* _Problem statement_
Can you give all the records again without altering a single character?

(Dataset items)
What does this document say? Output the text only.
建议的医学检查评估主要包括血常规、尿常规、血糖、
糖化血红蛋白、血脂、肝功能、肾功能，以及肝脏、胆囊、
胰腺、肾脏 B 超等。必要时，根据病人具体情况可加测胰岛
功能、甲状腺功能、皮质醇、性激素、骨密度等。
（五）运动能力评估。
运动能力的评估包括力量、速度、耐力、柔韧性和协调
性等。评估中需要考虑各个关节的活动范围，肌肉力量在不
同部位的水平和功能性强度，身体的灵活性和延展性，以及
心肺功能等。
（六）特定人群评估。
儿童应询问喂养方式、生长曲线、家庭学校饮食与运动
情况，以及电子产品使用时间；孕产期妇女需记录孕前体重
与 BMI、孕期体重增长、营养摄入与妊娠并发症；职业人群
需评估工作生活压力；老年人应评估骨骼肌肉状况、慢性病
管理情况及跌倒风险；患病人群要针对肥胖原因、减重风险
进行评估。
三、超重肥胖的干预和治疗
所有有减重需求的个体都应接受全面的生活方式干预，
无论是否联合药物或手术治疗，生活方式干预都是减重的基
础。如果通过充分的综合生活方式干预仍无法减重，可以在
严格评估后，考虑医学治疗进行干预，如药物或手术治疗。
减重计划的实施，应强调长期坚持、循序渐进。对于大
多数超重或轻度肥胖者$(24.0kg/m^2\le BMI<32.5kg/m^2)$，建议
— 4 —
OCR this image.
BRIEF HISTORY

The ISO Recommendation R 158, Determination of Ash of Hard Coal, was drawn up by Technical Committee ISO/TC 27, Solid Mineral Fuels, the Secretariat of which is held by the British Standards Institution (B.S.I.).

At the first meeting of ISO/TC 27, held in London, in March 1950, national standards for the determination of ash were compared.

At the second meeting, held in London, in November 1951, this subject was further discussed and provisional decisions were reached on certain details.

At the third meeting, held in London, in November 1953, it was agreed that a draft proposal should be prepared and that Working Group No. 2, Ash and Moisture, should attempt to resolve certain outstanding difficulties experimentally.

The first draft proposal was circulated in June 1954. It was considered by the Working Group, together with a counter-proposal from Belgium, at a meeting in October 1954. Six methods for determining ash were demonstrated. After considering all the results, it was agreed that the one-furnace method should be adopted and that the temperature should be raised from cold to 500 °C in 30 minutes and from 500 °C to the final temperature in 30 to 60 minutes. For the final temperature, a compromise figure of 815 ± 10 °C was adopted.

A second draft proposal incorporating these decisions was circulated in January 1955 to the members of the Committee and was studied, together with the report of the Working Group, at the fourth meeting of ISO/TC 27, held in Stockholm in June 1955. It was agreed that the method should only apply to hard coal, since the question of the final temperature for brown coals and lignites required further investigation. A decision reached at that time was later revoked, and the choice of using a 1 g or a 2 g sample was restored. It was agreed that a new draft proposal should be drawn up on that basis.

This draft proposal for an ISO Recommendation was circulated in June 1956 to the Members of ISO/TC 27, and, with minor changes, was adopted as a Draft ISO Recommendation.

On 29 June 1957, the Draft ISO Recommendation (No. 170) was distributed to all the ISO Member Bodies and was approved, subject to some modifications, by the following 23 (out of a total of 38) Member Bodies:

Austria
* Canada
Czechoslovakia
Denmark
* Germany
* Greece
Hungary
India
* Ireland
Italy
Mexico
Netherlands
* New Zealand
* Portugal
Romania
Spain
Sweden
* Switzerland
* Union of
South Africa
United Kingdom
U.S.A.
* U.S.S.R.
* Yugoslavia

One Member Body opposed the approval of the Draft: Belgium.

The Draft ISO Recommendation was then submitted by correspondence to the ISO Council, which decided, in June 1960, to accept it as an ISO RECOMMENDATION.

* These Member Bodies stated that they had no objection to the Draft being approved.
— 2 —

* _Solution to the exercise_
What does this document say? Output the text only.
建议的医学检查评估主要包括血常规、尿常规、血糖、
糖化血红蛋白、血脂、肝功能、肾功能，以及肝脏、胆囊、
胰腺、肾脏 B 超等。必要时，根据病人具体情况可加测胰岛
功能、甲状腺功能、皮质醇、性激素、骨密度等。
（五）运动能力评估。
运动能力的评估包括力量、速度、耐力、柔韧性和协调
性等。评估中需要考虑各个关节的活动范围，肌肉力量在不
同部位的水平和功能性强度，身体的灵活性和延展性，以及
心肺功能等。
（六）特定人群评估。
儿童应询问喂养方式、生长曲线、家庭学校饮食与运动
情况，以及电子产品使用时间；孕产期妇女需记录孕前体重
与 BMI、孕期体重增长、营养摄入与妊娠并发症；职业人群
需评估工作生活压力；老年人应评估骨骼肌肉状况、慢性病
管理情况及跌倒风险；患病人群要针对肥胖原因、减重风险
进行评估。
三、超重肥胖的干预和治疗
所有有减重需求的个体都应接受全面的生活方式干预，
无论是否联合药物或手术治疗，生活方式干预都是减重的基
础。如果通过充分的综合生活方式干预仍无法减重，可以在
严格评估后，考虑医学治疗进行干预，如药物或手术治疗。
减重计划的实施，应强调长期坚持、循序渐进。对于大
多数超重或轻度肥胖者$(24.0kg/m^2\le BMI<32.5kg/m^2)$，建议
— 4 —
OCR this image.
BRIEF HISTORY

The ISO Recommendation R 158, Determination of Ash of Hard Coal, was drawn up by Technical Committee ISO/TC 27, Solid Mineral Fuels, the Secretariat of which is held by the British Standards Institution (B.S.I.).

At the first meeting of ISO/TC 27, held in London, in March 1950, national standards for the determination of ash were compared.

At the second meeting, held in London, in November 1951, this subject was further discussed and provisional decisions were reached on certain details.

At the third meeting, held in London, in November 1953, it was agreed that a draft proposal should be prepared and that Working Group No. 2, Ash and Moisture, should attempt to resolve certain outstanding difficulties experimentally.

The first draft proposal was circulated in June 1954. It was considered by the Working Group, together with a counter-proposal from Belgium, at a meeting in October 1954. Six methods for determining ash were demonstrated. After considering all the results, it was agreed that the one-furnace method should be adopted and that the temperature should be raised from cold to 500 °C in 30 minutes and from 500 °C to the final temperature in 30 to 60 minutes. For the final temperature, a compromise figure of 815 ± 10 °C was adopted.

A second draft proposal incorporating these decisions was circulated in January 1955 to the members of the Committee and was studied, together with the report of the Working Group, at the fourth meeting of ISO/TC 27, held in Stockholm in June 1955. It was agreed that the method should only apply to hard coal, since the question of the final temperature for brown coals and lignites required further investigation. A decision reached at that time was later revoked, and the choice of using a 1 g or a 2 g sample was restored. It was agreed that a new draft proposal should be drawn up on that basis.

This draft proposal for an ISO Recommendation was circulated in June 1956 to the Members of ISO/TC 27, and, with minor changes, was adopted as a Draft ISO Recommendation.

On 29 June 1957, the Draft ISO Recommendation (No. 170) was distributed to all the ISO Member Bodies and was approved, subject to some modifications, by the following 23 (out of a total of 38) Member Bodies:

Austria
* Canada
Czechoslovakia
Denmark
* Germany
* Greece
Hungary
India
* Ireland
Italy
Mexico
Netherlands
* New Zealand
* Portugal
Romania
Spain
Sweden
* Switzerland
* Union of
South Africa
United Kingdom
U.S.A.
* U.S.S.R.
* Yugoslavia

One Member Body opposed the approval of the Draft: Belgium.

The Draft ISO Recommendation was then submitted by correspondence to the ISO Council, which decided, in June 1960, to accept it as an ISO RECOMMENDATION.

* These Member Bodies stated that they had no objection to the Draft being approved.
— 2 —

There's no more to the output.